By Lynne Greer Jolitz (Technology Manager & Startup Founder)
Several weeks ago on a gorgeous Sunday morning at Vandenberg Air Force Base, I stood with a group of young SpaceX engineers and technicians and watched a rocket the size of a 22-story building soar up into the sky with a blinding flash towards the Pacific ocean. It wasn’t an Air Force rocket. It wasn’t a NASA rocket. It wasn’t owned by any national or international space agency or DOD-industrial consortium. It was designed and built by a private company based right here in California. It was the newly redesigned Falcon 9 from SpaceX.
While this wasn’t the first test launch of a Falcon 9 (it was the sixth), it certainly was the most pivotal both technically and strategically. Its success opens new opportunities for Silicon Valley scientists and engineers, entrepreneurs and investment – and women can and should play a prominent role.
In the game of rocketry, there is nothing but high stakes poker. And you can’t play a role if you don’t know the risks and the hand you’re dealt.
What had SpaceX achieved before three weeks ago? Quite a lot, actually. They were the first space startup company to build an orbital liquid fuel rocket, the Falcon 1 (one engine on the first stage) from scratch. It took SpaceX four times to get it right, and they almost lost the company in the process. Other space startups up to this point failed in this goal – only Orbital Sciences even got close decades earlier using ICBM solid fuel parts from treaty discard nuclear weapons to make orbital launches.
SpaceX developed a vertical business model where everything is built in-house, from rocket engines and tanks to avionics (including software) and turbopumps. Elon Musk had to do this because he discovered it was cheaper to build an entire company and industry than buy rocket engine parts, even from Russia – “old space” is an old boys club, and there’s rarely a second source for parts if your vendor gets annoyed with you.

(Boxed element entries)
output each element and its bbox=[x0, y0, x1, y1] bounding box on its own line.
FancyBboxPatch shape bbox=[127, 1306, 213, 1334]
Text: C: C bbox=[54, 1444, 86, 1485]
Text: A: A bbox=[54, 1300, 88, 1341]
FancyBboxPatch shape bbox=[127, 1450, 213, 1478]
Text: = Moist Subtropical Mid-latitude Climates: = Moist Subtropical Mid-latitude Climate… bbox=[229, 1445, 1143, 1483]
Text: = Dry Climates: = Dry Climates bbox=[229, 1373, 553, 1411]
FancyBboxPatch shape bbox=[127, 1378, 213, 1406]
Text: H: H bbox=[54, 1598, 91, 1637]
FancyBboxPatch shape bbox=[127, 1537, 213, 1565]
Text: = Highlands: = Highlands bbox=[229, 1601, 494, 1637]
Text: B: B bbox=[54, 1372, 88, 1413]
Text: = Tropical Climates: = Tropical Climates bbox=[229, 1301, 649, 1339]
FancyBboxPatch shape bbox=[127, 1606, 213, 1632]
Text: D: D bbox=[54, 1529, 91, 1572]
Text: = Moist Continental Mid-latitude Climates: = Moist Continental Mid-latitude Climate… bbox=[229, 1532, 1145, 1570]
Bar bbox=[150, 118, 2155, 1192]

◆ Directives
a – Rewrite the SpaceX essay between "In the game" and "make orbital launches.", inclusive, with "poker" replaced by "blackjack".
b – Pull out every line of the records that contains the string "FancyBboxPatch", matching case exactly.

◆ Exercise solutions
a –
In the game of rocketry, there is nothing but high stakes blackjack. And you can’t play a role if you don’t know the risks and the hand you’re dealt.
What had SpaceX achieved before three weeks ago? Quite a lot, actually. They were the first space startup company to build an orbital liquid fuel rocket, the Falcon 1 (one engine on the first stage) from scratch. It took SpaceX four times to get it right, and they almost lost the company in the process. Other space startups up to this point failed in this goal – only Orbital Sciences even got close decades earlier using ICBM solid fuel parts from treaty discard nuclear weapons to make orbital launches.

b –
FancyBboxPatch shape bbox=[127, 1306, 213, 1334]
FancyBboxPatch shape bbox=[127, 1450, 213, 1478]
FancyBboxPatch shape bbox=[127, 1378, 213, 1406]
FancyBboxPatch shape bbox=[127, 1537, 213, 1565]
FancyBboxPatch shape bbox=[127, 1606, 213, 1632]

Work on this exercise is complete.